▶ **Task**: Reproduce the records below exactly, leaving out any pictures.

▶ **Records provided**:
________________
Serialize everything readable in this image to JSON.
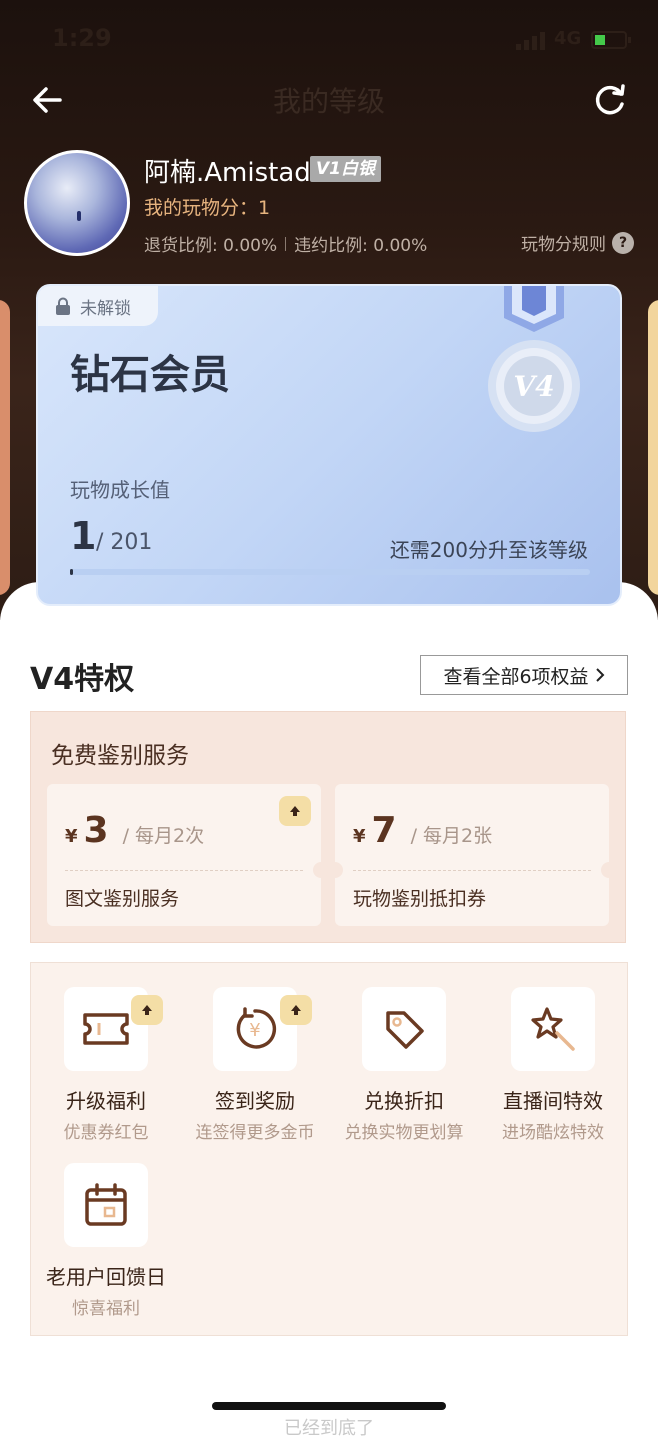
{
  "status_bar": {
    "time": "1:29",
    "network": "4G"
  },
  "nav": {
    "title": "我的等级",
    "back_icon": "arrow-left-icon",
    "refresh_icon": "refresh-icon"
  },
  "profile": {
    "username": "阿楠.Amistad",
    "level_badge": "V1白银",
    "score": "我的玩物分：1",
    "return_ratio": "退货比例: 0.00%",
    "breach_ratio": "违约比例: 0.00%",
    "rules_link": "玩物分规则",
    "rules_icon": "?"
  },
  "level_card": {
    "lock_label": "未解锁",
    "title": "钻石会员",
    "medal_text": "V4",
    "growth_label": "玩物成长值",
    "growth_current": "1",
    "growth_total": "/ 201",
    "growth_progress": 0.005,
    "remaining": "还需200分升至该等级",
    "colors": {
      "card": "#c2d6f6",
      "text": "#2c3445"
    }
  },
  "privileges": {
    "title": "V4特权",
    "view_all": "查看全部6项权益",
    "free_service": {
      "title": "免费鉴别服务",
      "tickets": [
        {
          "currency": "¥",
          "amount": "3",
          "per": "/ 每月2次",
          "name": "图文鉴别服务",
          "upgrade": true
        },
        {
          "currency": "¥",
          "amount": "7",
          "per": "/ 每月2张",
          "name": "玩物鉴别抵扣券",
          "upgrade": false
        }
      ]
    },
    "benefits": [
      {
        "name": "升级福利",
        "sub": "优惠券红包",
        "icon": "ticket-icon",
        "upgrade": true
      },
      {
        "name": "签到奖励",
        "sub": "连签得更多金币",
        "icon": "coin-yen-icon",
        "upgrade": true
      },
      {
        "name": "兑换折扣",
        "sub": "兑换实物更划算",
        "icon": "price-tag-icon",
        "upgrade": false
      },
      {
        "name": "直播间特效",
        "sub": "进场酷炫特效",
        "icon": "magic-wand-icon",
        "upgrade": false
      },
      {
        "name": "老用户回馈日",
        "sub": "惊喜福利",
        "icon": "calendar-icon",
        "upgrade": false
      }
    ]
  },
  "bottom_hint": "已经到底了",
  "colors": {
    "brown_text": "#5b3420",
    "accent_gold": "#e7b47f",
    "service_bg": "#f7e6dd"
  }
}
________________
▶ **Result of the exercise**:
Serialize everything readable in this image to JSON.
{
  "status_bar": {
    "time": "1:29",
    "network": "4G"
  },
  "nav": {
    "title": "我的等级",
    "back_icon": "arrow-left-icon",
    "refresh_icon": "refresh-icon"
  },
  "profile": {
    "username": "阿楠.Amistad",
    "level_badge": "V1白银",
    "score": "我的玩物分：1",
    "return_ratio": "退货比例: 0.00%",
    "breach_ratio": "违约比例: 0.00%",
    "rules_link": "玩物分规则",
    "rules_icon": "?"
  },
  "level_card": {
    "lock_label": "未解锁",
    "title": "钻石会员",
    "medal_text": "V4",
    "growth_label": "玩物成长值",
    "growth_current": "1",
    "growth_total": "/ 201",
    "growth_progress": 0.005,
    "remaining": "还需200分升至该等级",
    "colors": {
      "card": "#c2d6f6",
      "text": "#2c3445"
    }
  },
  "privileges": {
    "title": "V4特权",
    "view_all": "查看全部6项权益",
    "free_service": {
      "title": "免费鉴别服务",
      "tickets": [
        {
          "currency": "¥",
          "amount": "3",
          "per": "/ 每月2次",
          "name": "图文鉴别服务",
          "upgrade": true
        },
        {
          "currency": "¥",
          "amount": "7",
          "per": "/ 每月2张",
          "name": "玩物鉴别抵扣券",
          "upgrade": false
        }
      ]
    },
    "benefits": [
      {
        "name": "升级福利",
        "sub": "优惠券红包",
        "icon": "ticket-icon",
        "upgrade": true
      },
      {
        "name": "签到奖励",
        "sub": "连签得更多金币",
        "icon": "coin-yen-icon",
        "upgrade": true
      },
      {
        "name": "兑换折扣",
        "sub": "兑换实物更划算",
        "icon": "price-tag-icon",
        "upgrade": false
      },
      {
        "name": "直播间特效",
        "sub": "进场酷炫特效",
        "icon": "magic-wand-icon",
        "upgrade": false
      },
      {
        "name": "老用户回馈日",
        "sub": "惊喜福利",
        "icon": "calendar-icon",
        "upgrade": false
      }
    ]
  },
  "bottom_hint": "已经到底了",
  "colors": {
    "brown_text": "#5b3420",
    "accent_gold": "#e7b47f",
    "service_bg": "#f7e6dd"
  }
}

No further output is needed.